───── RECORDS FOR THE EXERCISE

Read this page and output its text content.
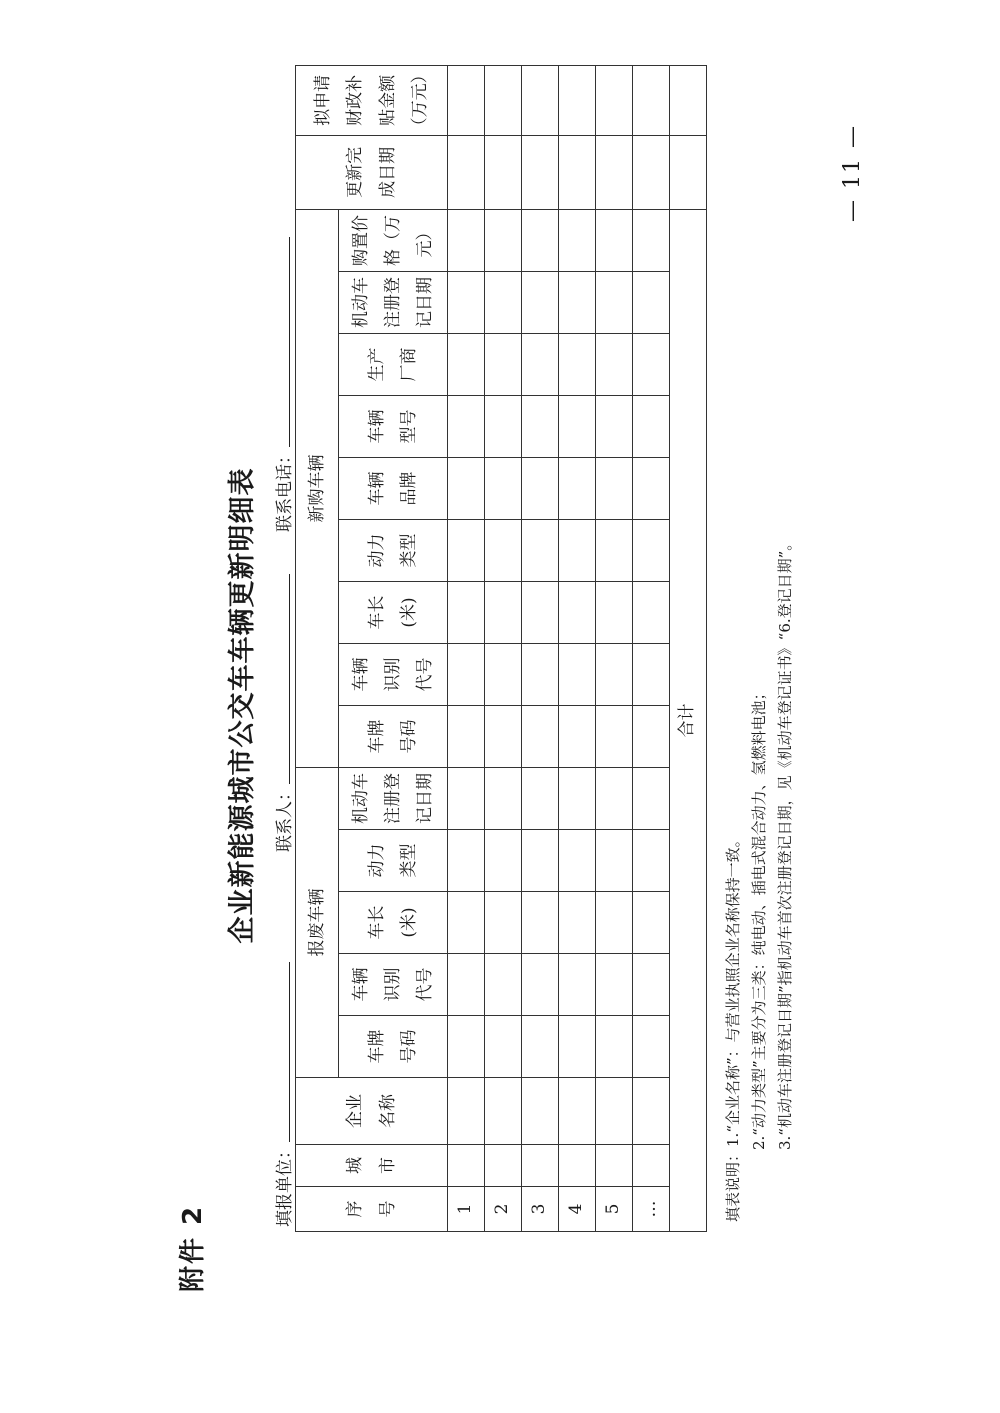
附件 2
企业新能源城市公交车车辆更新明细表
填报单位：
联系人：
联系电话：
序 号	城 市	企业 名称	报废车辆					新购车辆									更新完 成日期	拟申请 财政补 贴金额 （万元）
			车牌 号码	车辆 识别 代号	车长 (米)	动力 类型	机动车 注册登 记日期	车牌 号码	车辆 识别 代号	车长 (米)	动力 类型	车辆 品牌	车辆 型号	生产 厂商	机动车 注册登 记日期	购置价 格（万 元）		
1																		
2																		
3																		
4																		
5																		
…																		
合计																		
填表说明：1.“企业名称”：与营业执照企业名称保持一致。 2.“动力类型”主要分为三类：纯电动、插电式混合动力、氢燃料电池； 3.“机动车注册登记日期”指机动车首次注册登记日期，见《机动车登记证书》“6.登记日期”。
— 11 —
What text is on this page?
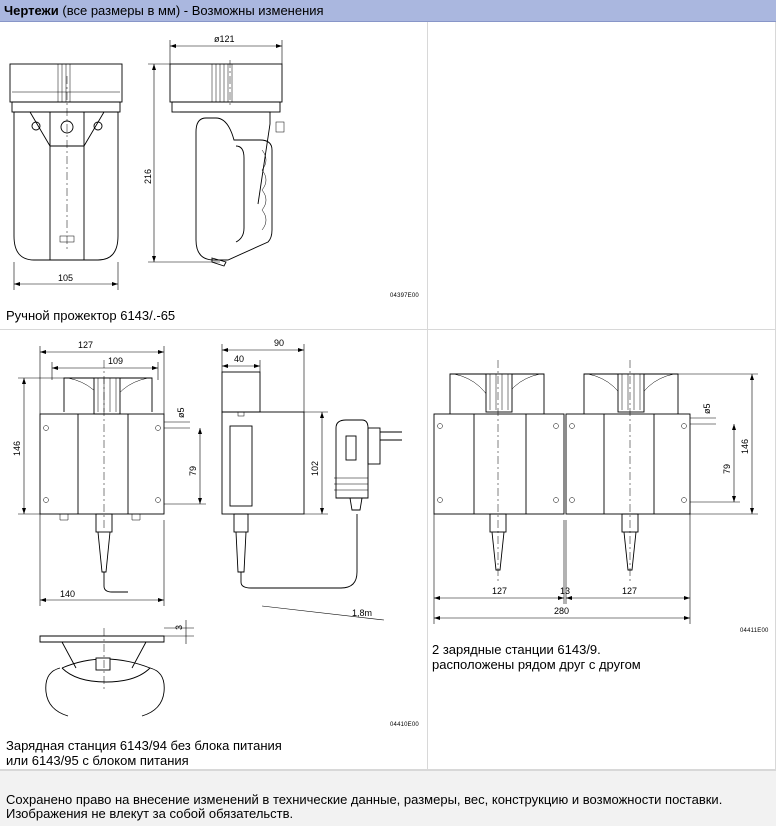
Чертежи (все размеры в мм) - Возможны изменения
ø121
216
105
04397E00
Ручной прожектор 6143/.-65
127
109
146
ø5
79
140
90
40
102
1,8m
3
04410E00
Зарядная станция 6143/94 без блока питания
или 6143/95 с блоком питания
ø5
146
79
127	13	127
280
04411E00
2 зарядные станции 6143/9.
расположены рядом друг с другом
Сохранено право на внесение изменений в технические данные, размеры, вес, конструкцию и возможности поставки.
Изображения не влекут за собой обязательств.
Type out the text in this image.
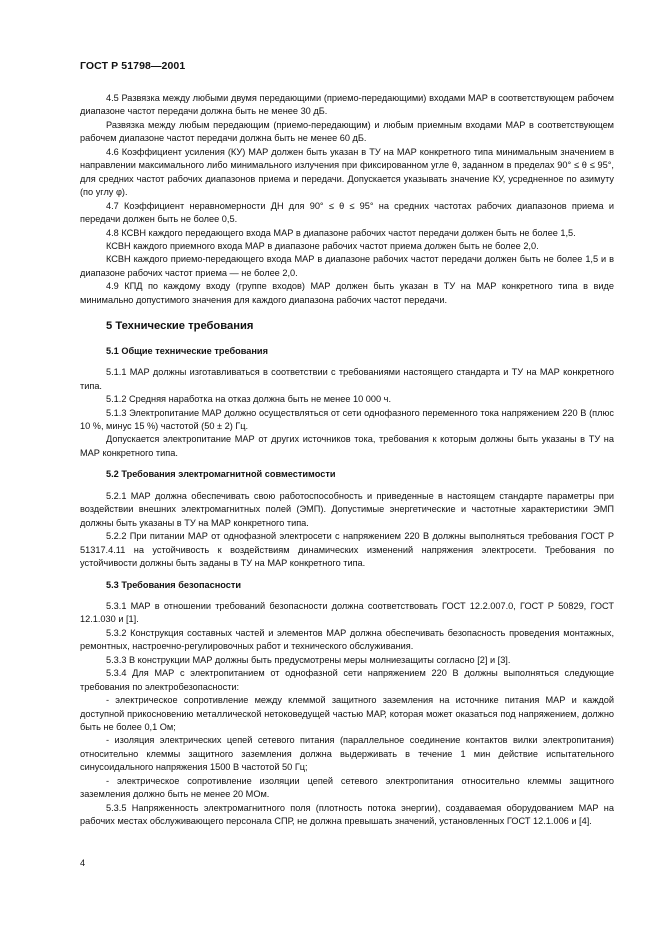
ГОСТ Р 51798—2001

4.5 Развязка между любыми двумя передающими (приемо-передающими) входами МАР в соответствующем рабочем диапазоне частот передачи должна быть не менее 30 дБ.

Развязка между любым передающим (приемо-передающим) и любым приемным входами МАР в соответствующем рабочем диапазоне частот передачи должна быть не менее 60 дБ.

4.6 Коэффициент усиления (КУ) МАР должен быть указан в ТУ на МАР конкретного типа минимальным значением в направлении максимального либо минимального излучения при фиксированном угле θ, заданном в пределах 90° ≤ θ ≤ 95°, для средних частот рабочих диапазонов приема и передачи. Допускается указывать значение КУ, усредненное по азимуту (по углу φ).

4.7 Коэффициент неравномерности ДН для 90° ≤ θ ≤ 95° на средних частотах рабочих диапазонов приема и передачи должен быть не более 0,5.

4.8 КСВН каждого передающего входа МАР в диапазоне рабочих частот передачи должен быть не более 1,5.

КСВН каждого приемного входа МАР в диапазоне рабочих частот приема должен быть не более 2,0.

КСВН каждого приемо-передающего входа МАР в диапазоне рабочих частот передачи должен быть не более 1,5 и в диапазоне рабочих частот приема — не более 2,0.

4.9 КПД по каждому входу (группе входов) МАР должен быть указан в ТУ на МАР конкретного типа в виде минимально допустимого значения для каждого диапазона рабочих частот передачи.

5 Технические требования

5.1 Общие технические требования

5.1.1 МАР должны изготавливаться в соответствии с требованиями настоящего стандарта и ТУ на МАР конкретного типа.

5.1.2 Средняя наработка на отказ должна быть не менее 10 000 ч.

5.1.3 Электропитание МАР должно осуществляться от сети однофазного переменного тока напряжением 220 В (плюс 10 %, минус 15 %) частотой (50 ± 2) Гц.

Допускается электропитание МАР от других источников тока, требования к которым должны быть указаны в ТУ на МАР конкретного типа.

5.2 Требования электромагнитной совместимости

5.2.1 МАР должна обеспечивать свою работоспособность и приведенные в настоящем стандарте параметры при воздействии внешних электромагнитных полей (ЭМП). Допустимые энергетические и частотные характеристики ЭМП должны быть указаны в ТУ на МАР конкретного типа.

5.2.2 При питании МАР от однофазной электросети с напряжением 220 В должны выполняться требования ГОСТ Р 51317.4.11 на устойчивость к воздействиям динамических изменений напряжения электросети. Требования по устойчивости должны быть заданы в ТУ на МАР конкретного типа.

5.3 Требования безопасности

5.3.1 МАР в отношении требований безопасности должна соответствовать ГОСТ 12.2.007.0, ГОСТ Р 50829, ГОСТ 12.1.030 и [1].

5.3.2 Конструкция составных частей и элементов МАР должна обеспечивать безопасность проведения монтажных, ремонтных, настроечно-регулировочных работ и технического обслуживания.

5.3.3 В конструкции МАР должны быть предусмотрены меры молниезащиты согласно [2] и [3].

5.3.4 Для МАР с электропитанием от однофазной сети напряжением 220 В должны выполняться следующие требования по электробезопасности:

- электрическое сопротивление между клеммой защитного заземления на источнике питания МАР и каждой доступной прикосновению металлической нетоковедущей частью МАР, которая может оказаться под напряжением, должно быть не более 0,1 Ом;

- изоляция электрических цепей сетевого питания (параллельное соединение контактов вилки электропитания) относительно клеммы защитного заземления должна выдерживать в течение 1 мин действие испытательного синусоидального напряжения 1500 В частотой 50 Гц;

- электрическое сопротивление изоляции цепей сетевого электропитания относительно клеммы защитного заземления должно быть не менее 20 МОм.

5.3.5 Напряженность электромагнитного поля (плотность потока энергии), создаваемая оборудованием МАР на рабочих местах обслуживающего персонала СПР, не должна превышать значений, установленных ГОСТ 12.1.006 и [4].

4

──────────

GOAL
Each line that contains the string "должен" counts once; report how many such lines the entries have, giving only the number.

EXERCISE RESULT
6